[Dataset items]
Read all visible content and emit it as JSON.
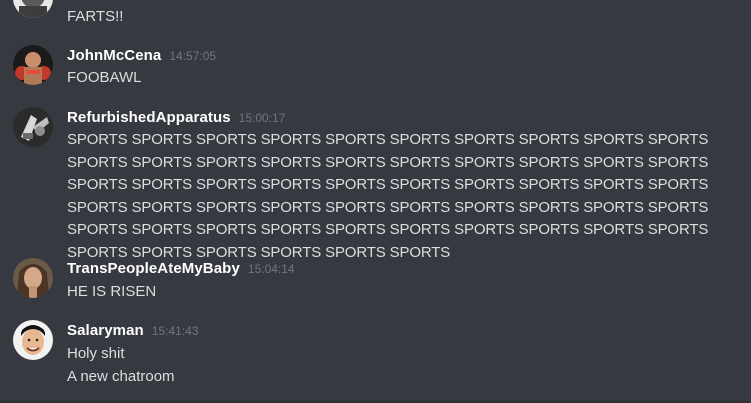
{
  "messages": [
    {
      "author": "",
      "timestamp": "",
      "lines": [
        "FARTS!!"
      ]
    },
    {
      "author": "JohnMcCena",
      "timestamp": "14:57:05",
      "lines": [
        "FOOBAWL"
      ]
    },
    {
      "author": "RefurbishedApparatus",
      "timestamp": "15:00:17",
      "lines": [
        "SPORTS SPORTS SPORTS SPORTS SPORTS SPORTS SPORTS SPORTS SPORTS SPORTS SPORTS SPORTS SPORTS SPORTS SPORTS SPORTS SPORTS SPORTS SPORTS SPORTS SPORTS SPORTS SPORTS SPORTS SPORTS SPORTS SPORTS SPORTS SPORTS SPORTS SPORTS SPORTS SPORTS SPORTS SPORTS SPORTS SPORTS SPORTS SPORTS SPORTS SPORTS SPORTS SPORTS SPORTS SPORTS SPORTS SPORTS SPORTS SPORTS SPORTS SPORTS SPORTS SPORTS SPORTS SPORTS SPORTS"
      ]
    },
    {
      "author": "TransPeopleAteMyBaby",
      "timestamp": "15:04:14",
      "lines": [
        "HE IS RISEN"
      ]
    },
    {
      "author": "Salaryman",
      "timestamp": "15:41:43",
      "lines": [
        "Holy shit",
        "A new chatroom"
      ]
    }
  ],
  "colors": {
    "background": "#36393f",
    "username": "#ffffff",
    "timestamp": "#72767d",
    "message_text": "#dcddde"
  }
}
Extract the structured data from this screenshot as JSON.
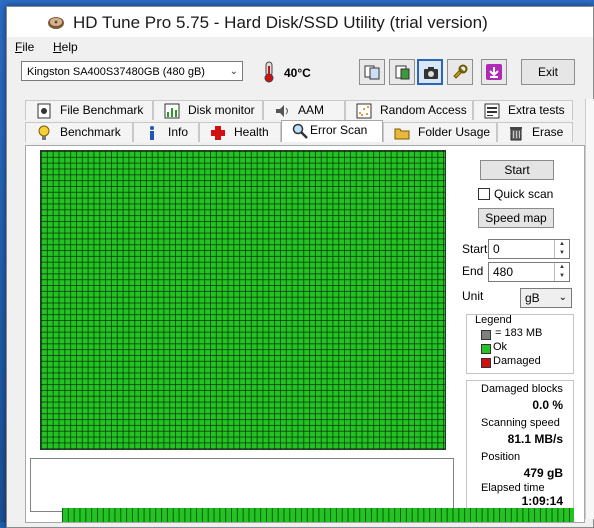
{
  "window": {
    "title": "HD Tune Pro 5.75 - Hard Disk/SSD Utility (trial version)"
  },
  "menu": {
    "file": "File",
    "help": "Help"
  },
  "toolbar": {
    "drive": "Kingston SA400S37480GB (480 gB)",
    "temperature": "40°C",
    "exit_label": "Exit"
  },
  "tabs_top": [
    {
      "label": "File Benchmark",
      "icon": "file-benchmark-icon"
    },
    {
      "label": "Disk monitor",
      "icon": "disk-monitor-icon"
    },
    {
      "label": "AAM",
      "icon": "speaker-icon"
    },
    {
      "label": "Random Access",
      "icon": "random-access-icon"
    },
    {
      "label": "Extra tests",
      "icon": "extra-tests-icon"
    }
  ],
  "tabs_bottom": [
    {
      "label": "Benchmark",
      "icon": "lightbulb-icon"
    },
    {
      "label": "Info",
      "icon": "info-icon"
    },
    {
      "label": "Health",
      "icon": "health-cross-icon"
    },
    {
      "label": "Error Scan",
      "icon": "magnifier-icon",
      "selected": true
    },
    {
      "label": "Folder Usage",
      "icon": "folder-icon"
    },
    {
      "label": "Erase",
      "icon": "trash-icon"
    }
  ],
  "scan": {
    "start_button": "Start",
    "quick_scan_label": "Quick scan",
    "speed_map_button": "Speed map",
    "start_label": "Start",
    "start_value": "0",
    "end_label": "End",
    "end_value": "480",
    "unit_label": "Unit",
    "unit_value": "gB"
  },
  "legend": {
    "title": "Legend",
    "block": "= 183 MB",
    "ok": "Ok",
    "damaged": "Damaged",
    "colors": {
      "block": "#808080",
      "ok": "#22c322",
      "damaged": "#d01010"
    }
  },
  "stats": {
    "damaged_blocks_label": "Damaged blocks",
    "damaged_blocks_value": "0.0 %",
    "scanning_speed_label": "Scanning speed",
    "scanning_speed_value": "81.1 MB/s",
    "position_label": "Position",
    "position_value": "479 gB",
    "elapsed_label": "Elapsed time",
    "elapsed_value": "1:09:14"
  }
}
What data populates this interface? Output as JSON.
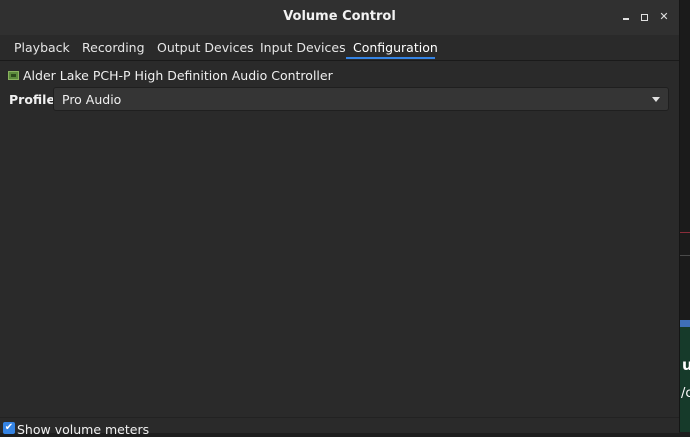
{
  "window": {
    "title": "Volume Control"
  },
  "tabs": [
    {
      "label": "Playback"
    },
    {
      "label": "Recording"
    },
    {
      "label": "Output Devices"
    },
    {
      "label": "Input Devices"
    },
    {
      "label": "Configuration",
      "active": true
    }
  ],
  "configuration": {
    "card_name": "Alder Lake PCH-P High Definition Audio Controller",
    "card_icon": "sound-card-icon",
    "profile_label": "Profile:",
    "profile_value": "Pro Audio"
  },
  "footer": {
    "show_volume_meters_label": "Show volume meters",
    "show_volume_meters_checked": true
  },
  "background_fragments": {
    "line1": "u",
    "line2": "/c"
  },
  "colors": {
    "accent": "#3584e4",
    "window_bg": "#2a2a2a",
    "titlebar_bg": "#303030"
  }
}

**Exercise instructions**
Go through the data above and find the lines with the word "this". Copy each of those lines.

**Problem solution**
Extract the structured data from this screenshot as JSON.
What data populates this interface? Output as JSON.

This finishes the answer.